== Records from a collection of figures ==
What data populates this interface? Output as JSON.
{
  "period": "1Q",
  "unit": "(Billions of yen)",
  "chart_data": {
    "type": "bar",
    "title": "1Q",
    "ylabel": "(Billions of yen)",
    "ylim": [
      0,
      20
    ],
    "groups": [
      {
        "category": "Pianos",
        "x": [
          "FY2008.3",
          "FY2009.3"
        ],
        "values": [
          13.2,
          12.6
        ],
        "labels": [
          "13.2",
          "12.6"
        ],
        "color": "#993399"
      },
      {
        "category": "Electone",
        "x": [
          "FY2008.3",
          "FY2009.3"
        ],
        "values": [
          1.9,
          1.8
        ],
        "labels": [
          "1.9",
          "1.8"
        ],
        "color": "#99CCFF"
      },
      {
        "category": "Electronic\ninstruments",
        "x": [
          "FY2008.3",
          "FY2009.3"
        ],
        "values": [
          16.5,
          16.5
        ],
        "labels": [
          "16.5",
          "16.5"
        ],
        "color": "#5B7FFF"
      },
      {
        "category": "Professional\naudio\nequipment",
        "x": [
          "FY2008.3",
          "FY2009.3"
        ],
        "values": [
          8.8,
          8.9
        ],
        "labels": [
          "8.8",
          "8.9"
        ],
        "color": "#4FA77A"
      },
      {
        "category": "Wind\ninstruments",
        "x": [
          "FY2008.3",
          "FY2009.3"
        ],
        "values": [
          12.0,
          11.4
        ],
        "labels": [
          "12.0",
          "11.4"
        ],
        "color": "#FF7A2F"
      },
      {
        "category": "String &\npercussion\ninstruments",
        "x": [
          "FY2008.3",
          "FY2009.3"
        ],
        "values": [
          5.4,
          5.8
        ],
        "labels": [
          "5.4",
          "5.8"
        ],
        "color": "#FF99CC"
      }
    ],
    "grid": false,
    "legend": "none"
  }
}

== STATED PROBLEM ==
Locate each line containing the string "Billions" and show it.

== RESPONSE FOR THIS EXERCISE ==
  "unit": "(Billions of yen)",
    "ylabel": "(Billions of yen)",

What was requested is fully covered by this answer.